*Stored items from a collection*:
-- start --

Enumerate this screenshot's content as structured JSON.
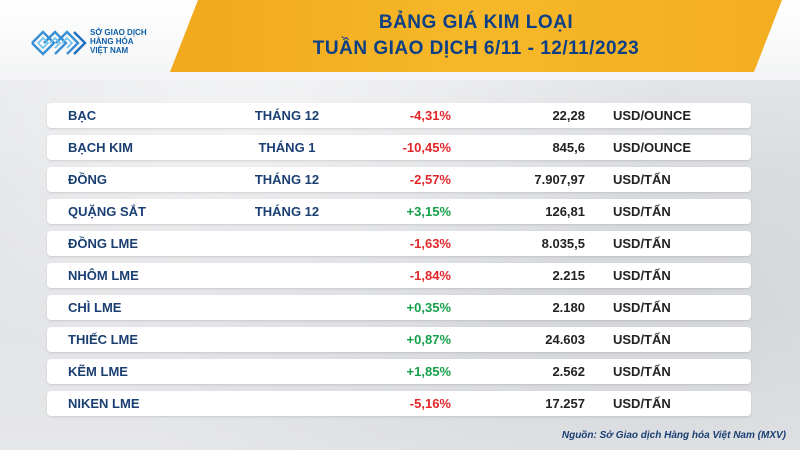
{
  "header": {
    "title_line1": "BẢNG GIÁ KIM LOẠI",
    "title_line2": "TUẦN GIAO DỊCH 6/11 - 12/11/2023"
  },
  "logo": {
    "line1": "SỞ GIAO DỊCH",
    "line2": "HÀNG HÓA",
    "line3": "VIỆT NAM"
  },
  "colors": {
    "banner": "#f6b829",
    "title_text": "#0d3f86",
    "negative": "#e3262a",
    "positive": "#16a04a"
  },
  "rows": [
    {
      "name": "BẠC",
      "month": "THÁNG 12",
      "change": "-4,31%",
      "direction": "down",
      "price": "22,28",
      "unit": "USD/OUNCE"
    },
    {
      "name": "BẠCH KIM",
      "month": "THÁNG 1",
      "change": "-10,45%",
      "direction": "down",
      "price": "845,6",
      "unit": "USD/OUNCE"
    },
    {
      "name": "ĐỒNG",
      "month": "THÁNG 12",
      "change": "-2,57%",
      "direction": "down",
      "price": "7.907,97",
      "unit": "USD/TẤN"
    },
    {
      "name": "QUẶNG SẮT",
      "month": "THÁNG 12",
      "change": "+3,15%",
      "direction": "up",
      "price": "126,81",
      "unit": "USD/TẤN"
    },
    {
      "name": "ĐỒNG LME",
      "month": "",
      "change": "-1,63%",
      "direction": "down",
      "price": "8.035,5",
      "unit": "USD/TẤN"
    },
    {
      "name": "NHÔM LME",
      "month": "",
      "change": "-1,84%",
      "direction": "down",
      "price": "2.215",
      "unit": "USD/TẤN"
    },
    {
      "name": "CHÌ LME",
      "month": "",
      "change": "+0,35%",
      "direction": "up",
      "price": "2.180",
      "unit": "USD/TẤN"
    },
    {
      "name": "THIẾC LME",
      "month": "",
      "change": "+0,87%",
      "direction": "up",
      "price": "24.603",
      "unit": "USD/TẤN"
    },
    {
      "name": "KẼM LME",
      "month": "",
      "change": "+1,85%",
      "direction": "up",
      "price": "2.562",
      "unit": "USD/TẤN"
    },
    {
      "name": "NIKEN LME",
      "month": "",
      "change": "-5,16%",
      "direction": "down",
      "price": "17.257",
      "unit": "USD/TẤN"
    }
  ],
  "source": "Nguồn: Sở Giao dịch Hàng hóa Việt Nam (MXV)"
}
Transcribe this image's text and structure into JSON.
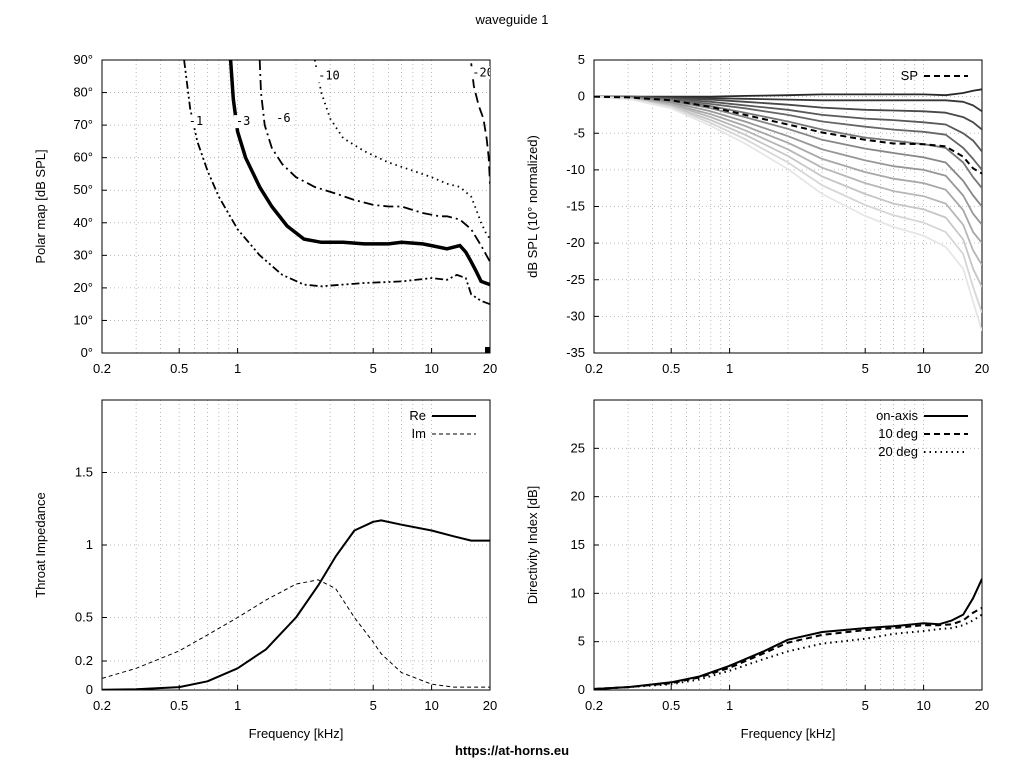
{
  "title": "waveguide 1",
  "footer": "https://at-horns.eu",
  "chart_data": [
    {
      "type": "contour",
      "ylabel": "Polar map [dB SPL]",
      "xscale": "log",
      "xlim": [
        0.2,
        20
      ],
      "ylim": [
        0,
        90
      ],
      "xticks": [
        0.2,
        0.5,
        1,
        5,
        10,
        20
      ],
      "xtick_labels": [
        "0.2",
        "0.5",
        "1",
        "5",
        "10",
        "20"
      ],
      "yticks": [
        0,
        10,
        20,
        30,
        40,
        50,
        60,
        70,
        80,
        90
      ],
      "ytick_labels": [
        "0°",
        "10°",
        "20°",
        "30°",
        "40°",
        "50°",
        "60°",
        "70°",
        "80°",
        "90°"
      ],
      "grid": true,
      "contours": [
        {
          "label": "-1",
          "label_at": [
            0.56,
            70
          ],
          "style": "dashdotdot",
          "points": [
            [
              0.53,
              90
            ],
            [
              0.57,
              75
            ],
            [
              0.62,
              65
            ],
            [
              0.7,
              56
            ],
            [
              0.8,
              48
            ],
            [
              1.0,
              38
            ],
            [
              1.3,
              30
            ],
            [
              1.7,
              24
            ],
            [
              2.2,
              21
            ],
            [
              2.7,
              20.5
            ],
            [
              3.5,
              21
            ],
            [
              4.5,
              21.5
            ],
            [
              7,
              22
            ],
            [
              10,
              23
            ],
            [
              12,
              22.5
            ],
            [
              13.5,
              24
            ],
            [
              15,
              23
            ],
            [
              16,
              18
            ],
            [
              18,
              16
            ],
            [
              20,
              15
            ]
          ]
        },
        {
          "label": "-3",
          "label_at": [
            0.98,
            70
          ],
          "style": "thick",
          "points": [
            [
              0.92,
              90
            ],
            [
              0.95,
              78
            ],
            [
              1.0,
              68
            ],
            [
              1.1,
              60
            ],
            [
              1.3,
              51
            ],
            [
              1.5,
              45
            ],
            [
              1.8,
              39
            ],
            [
              2.2,
              35
            ],
            [
              2.7,
              34
            ],
            [
              3.5,
              34
            ],
            [
              4.5,
              33.5
            ],
            [
              6,
              33.5
            ],
            [
              7,
              34
            ],
            [
              9,
              33.5
            ],
            [
              10,
              33
            ],
            [
              12,
              32
            ],
            [
              14,
              33
            ],
            [
              15,
              31
            ],
            [
              16,
              28
            ],
            [
              17,
              25
            ],
            [
              18,
              22
            ],
            [
              20,
              21
            ]
          ]
        },
        {
          "label": "-6",
          "label_at": [
            1.58,
            71
          ],
          "style": "dashdot",
          "points": [
            [
              1.3,
              90
            ],
            [
              1.32,
              80
            ],
            [
              1.38,
              70
            ],
            [
              1.5,
              63
            ],
            [
              1.7,
              58
            ],
            [
              2.0,
              54
            ],
            [
              2.5,
              51
            ],
            [
              3.2,
              49
            ],
            [
              4,
              47
            ],
            [
              5,
              45.5
            ],
            [
              6,
              45
            ],
            [
              7,
              45
            ],
            [
              9,
              43
            ],
            [
              11,
              42
            ],
            [
              12,
              42
            ],
            [
              14,
              41
            ],
            [
              16,
              38
            ],
            [
              18,
              33
            ],
            [
              20,
              28
            ]
          ]
        },
        {
          "label": "-10",
          "label_at": [
            2.6,
            84
          ],
          "style": "dotted",
          "points": [
            [
              2.5,
              90
            ],
            [
              2.7,
              80
            ],
            [
              3.0,
              72
            ],
            [
              3.5,
              66
            ],
            [
              4.5,
              62
            ],
            [
              6,
              58.5
            ],
            [
              8,
              56
            ],
            [
              10,
              54
            ],
            [
              12,
              52
            ],
            [
              14,
              51
            ],
            [
              16,
              48
            ],
            [
              17,
              44
            ],
            [
              18,
              40
            ],
            [
              19,
              37
            ],
            [
              20,
              35
            ]
          ]
        },
        {
          "label": "-20",
          "label_at": [
            16.2,
            85
          ],
          "style": "dashed",
          "points": [
            [
              16,
              89
            ],
            [
              16.5,
              82
            ],
            [
              17.5,
              76
            ],
            [
              18.5,
              72
            ],
            [
              19.2,
              66
            ],
            [
              19.7,
              60
            ],
            [
              20,
              52
            ]
          ]
        }
      ]
    },
    {
      "type": "line",
      "ylabel": "dB SPL (10° normalized)",
      "xscale": "log",
      "xlim": [
        0.2,
        20
      ],
      "ylim": [
        -35,
        5
      ],
      "xticks": [
        0.2,
        0.5,
        1,
        5,
        10,
        20
      ],
      "xtick_labels": [
        "0.2",
        "0.5",
        "1",
        "5",
        "10",
        "20"
      ],
      "yticks": [
        -35,
        -30,
        -25,
        -20,
        -15,
        -10,
        -5,
        0,
        5
      ],
      "ytick_labels": [
        "-35",
        "-30",
        "-25",
        "-20",
        "-15",
        "-10",
        "-5",
        "0",
        "5"
      ],
      "grid": true,
      "legend": [
        "SP"
      ],
      "legend_position": "top-right",
      "x": [
        0.2,
        0.3,
        0.5,
        0.8,
        1.2,
        2,
        3,
        5,
        7,
        10,
        13,
        16,
        18,
        20
      ],
      "series": [
        {
          "values": [
            0,
            0,
            0,
            0,
            0.1,
            0.2,
            0.3,
            0.3,
            0.3,
            0.3,
            0.2,
            0.5,
            0.8,
            1.0
          ]
        },
        {
          "values": [
            0,
            0,
            -0.1,
            -0.2,
            -0.3,
            -0.4,
            -0.5,
            -0.5,
            -0.5,
            -0.5,
            -0.5,
            -0.7,
            -1.2,
            -2.0
          ]
        },
        {
          "values": [
            0,
            0,
            -0.2,
            -0.4,
            -0.7,
            -1.1,
            -1.5,
            -1.8,
            -1.9,
            -2.0,
            -2.2,
            -2.8,
            -3.5,
            -4.5
          ]
        },
        {
          "values": [
            0,
            0,
            -0.3,
            -0.7,
            -1.2,
            -1.8,
            -2.5,
            -3.0,
            -3.2,
            -3.5,
            -3.8,
            -5.0,
            -6.0,
            -7.5
          ]
        },
        {
          "values": [
            0,
            -0.1,
            -0.4,
            -1.0,
            -1.6,
            -2.5,
            -3.4,
            -4.1,
            -4.5,
            -4.8,
            -5.2,
            -7.0,
            -8.5,
            -10.0
          ]
        },
        {
          "values": [
            0,
            -0.1,
            -0.5,
            -1.3,
            -2.2,
            -3.4,
            -4.5,
            -5.6,
            -6.0,
            -6.5,
            -7.0,
            -9.0,
            -11.0,
            -12.5
          ]
        },
        {
          "values": [
            0,
            -0.1,
            -0.6,
            -1.6,
            -2.8,
            -4.4,
            -5.9,
            -7.1,
            -7.7,
            -8.3,
            -9.0,
            -11.5,
            -13.5,
            -15.0
          ]
        },
        {
          "values": [
            0,
            -0.2,
            -0.8,
            -2.0,
            -3.4,
            -5.4,
            -7.2,
            -8.7,
            -9.5,
            -10.0,
            -10.8,
            -13.5,
            -16.0,
            -17.5
          ]
        },
        {
          "values": [
            0,
            -0.2,
            -1.0,
            -2.4,
            -4.0,
            -6.3,
            -8.5,
            -10.3,
            -11.2,
            -11.8,
            -12.7,
            -15.5,
            -18.5,
            -20.0
          ]
        },
        {
          "values": [
            0,
            -0.2,
            -1.1,
            -2.8,
            -4.6,
            -7.2,
            -9.7,
            -11.8,
            -12.9,
            -13.6,
            -14.6,
            -17.5,
            -21.0,
            -23.0
          ]
        },
        {
          "values": [
            0,
            -0.3,
            -1.3,
            -3.2,
            -5.2,
            -8.1,
            -10.9,
            -13.3,
            -14.6,
            -15.4,
            -16.5,
            -19.5,
            -23.5,
            -26.0
          ]
        },
        {
          "values": [
            0,
            -0.3,
            -1.4,
            -3.6,
            -5.8,
            -9.0,
            -12.1,
            -14.8,
            -16.2,
            -17.2,
            -18.5,
            -21.5,
            -26.0,
            -29.5
          ]
        },
        {
          "values": [
            0,
            -0.3,
            -1.6,
            -4.0,
            -6.4,
            -9.9,
            -13.3,
            -16.3,
            -17.8,
            -19.0,
            -20.5,
            -23.5,
            -28.0,
            -32.0
          ]
        },
        {
          "name": "SP",
          "dashed": true,
          "values": [
            0,
            -0.1,
            -0.5,
            -1.4,
            -2.5,
            -3.8,
            -4.9,
            -5.9,
            -6.4,
            -6.5,
            -6.8,
            -8.2,
            -9.8,
            -10.5
          ]
        }
      ]
    },
    {
      "type": "line",
      "xlabel": "Frequency [kHz]",
      "ylabel": "Throat Impedance",
      "xscale": "log",
      "xlim": [
        0.2,
        20
      ],
      "ylim": [
        0,
        2
      ],
      "xticks": [
        0.2,
        0.5,
        1,
        5,
        10,
        20
      ],
      "xtick_labels": [
        "0.2",
        "0.5",
        "1",
        "5",
        "10",
        "20"
      ],
      "yticks": [
        0,
        0.2,
        0.5,
        1,
        1.5
      ],
      "ytick_labels": [
        "0",
        "0.2",
        "0.5",
        "1",
        "1.5"
      ],
      "grid": true,
      "legend": [
        "Re",
        "Im"
      ],
      "legend_position": "top-right",
      "x": [
        0.2,
        0.3,
        0.5,
        0.7,
        1.0,
        1.4,
        2.0,
        2.6,
        3.2,
        4.0,
        5.0,
        5.5,
        7.0,
        10,
        13,
        16,
        20
      ],
      "series": [
        {
          "name": "Re",
          "values": [
            0.002,
            0.005,
            0.02,
            0.06,
            0.15,
            0.28,
            0.5,
            0.72,
            0.92,
            1.1,
            1.16,
            1.17,
            1.14,
            1.1,
            1.06,
            1.03,
            1.03
          ]
        },
        {
          "name": "Im",
          "dashed": true,
          "values": [
            0.08,
            0.15,
            0.27,
            0.38,
            0.5,
            0.62,
            0.73,
            0.76,
            0.7,
            0.5,
            0.33,
            0.25,
            0.12,
            0.04,
            0.02,
            0.02,
            0.02
          ]
        }
      ]
    },
    {
      "type": "line",
      "xlabel": "Frequency [kHz]",
      "ylabel": "Directivity Index [dB]",
      "xscale": "log",
      "xlim": [
        0.2,
        20
      ],
      "ylim": [
        0,
        30
      ],
      "xticks": [
        0.2,
        0.5,
        1,
        5,
        10,
        20
      ],
      "xtick_labels": [
        "0.2",
        "0.5",
        "1",
        "5",
        "10",
        "20"
      ],
      "yticks": [
        0,
        5,
        10,
        15,
        20,
        25
      ],
      "ytick_labels": [
        "0",
        "5",
        "10",
        "15",
        "20",
        "25"
      ],
      "grid": true,
      "legend": [
        "on-axis",
        "10 deg",
        "20 deg"
      ],
      "legend_position": "top-right",
      "x": [
        0.2,
        0.3,
        0.5,
        0.7,
        1.0,
        1.5,
        2.0,
        3.0,
        5.0,
        7.0,
        10,
        12,
        14,
        16,
        18,
        20
      ],
      "series": [
        {
          "name": "on-axis",
          "values": [
            0.1,
            0.3,
            0.8,
            1.4,
            2.5,
            4.0,
            5.2,
            6.0,
            6.4,
            6.6,
            6.9,
            6.8,
            7.2,
            7.8,
            9.5,
            11.5
          ]
        },
        {
          "name": "10 deg",
          "dashed": true,
          "values": [
            0.1,
            0.3,
            0.7,
            1.3,
            2.3,
            3.8,
            4.9,
            5.7,
            6.2,
            6.4,
            6.7,
            6.7,
            6.8,
            7.2,
            8.0,
            8.5
          ]
        },
        {
          "name": "20 deg",
          "dotted": true,
          "values": [
            0.1,
            0.3,
            0.6,
            1.1,
            2.0,
            3.2,
            4.0,
            4.8,
            5.3,
            5.8,
            6.1,
            6.3,
            6.4,
            6.7,
            7.2,
            7.8
          ]
        }
      ]
    }
  ]
}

-- end --

*Aim*: Search the material above for "this". Pull out each line where it shows up.

*Correct response*:
Enumerate this screenshot's content as structured JSON.
Transcribe this image's text and structure into JSON.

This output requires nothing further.